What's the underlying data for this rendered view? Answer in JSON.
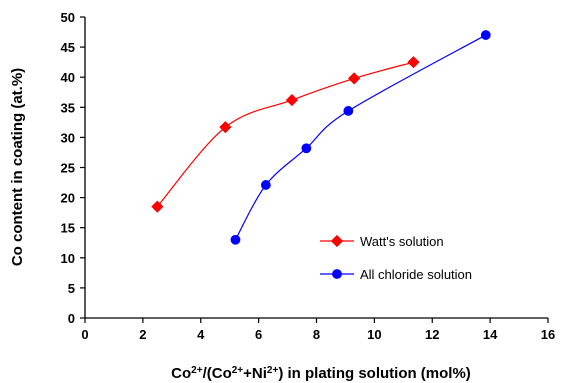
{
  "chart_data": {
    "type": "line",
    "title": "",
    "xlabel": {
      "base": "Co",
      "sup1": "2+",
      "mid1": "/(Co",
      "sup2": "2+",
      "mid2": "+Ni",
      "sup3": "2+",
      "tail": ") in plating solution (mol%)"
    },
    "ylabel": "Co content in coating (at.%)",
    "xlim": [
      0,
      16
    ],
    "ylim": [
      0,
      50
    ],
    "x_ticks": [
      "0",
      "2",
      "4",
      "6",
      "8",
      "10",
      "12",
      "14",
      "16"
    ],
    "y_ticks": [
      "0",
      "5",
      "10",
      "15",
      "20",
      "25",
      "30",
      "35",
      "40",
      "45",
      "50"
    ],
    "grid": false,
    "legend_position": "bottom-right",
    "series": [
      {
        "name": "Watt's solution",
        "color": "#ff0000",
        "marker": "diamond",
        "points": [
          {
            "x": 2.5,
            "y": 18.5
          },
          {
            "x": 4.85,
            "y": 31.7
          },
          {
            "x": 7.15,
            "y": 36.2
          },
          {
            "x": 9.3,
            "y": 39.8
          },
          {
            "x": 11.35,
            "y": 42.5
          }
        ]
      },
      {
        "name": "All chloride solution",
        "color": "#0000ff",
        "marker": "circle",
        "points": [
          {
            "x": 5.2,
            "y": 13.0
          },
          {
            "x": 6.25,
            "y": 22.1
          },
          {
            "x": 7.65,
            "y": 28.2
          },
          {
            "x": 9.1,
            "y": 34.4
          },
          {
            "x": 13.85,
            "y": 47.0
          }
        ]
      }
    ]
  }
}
● ● ●
Identify every line above with the string "name" in it. Copy those lines.

        "name": "Watt's solution",
        "name": "All chloride solution",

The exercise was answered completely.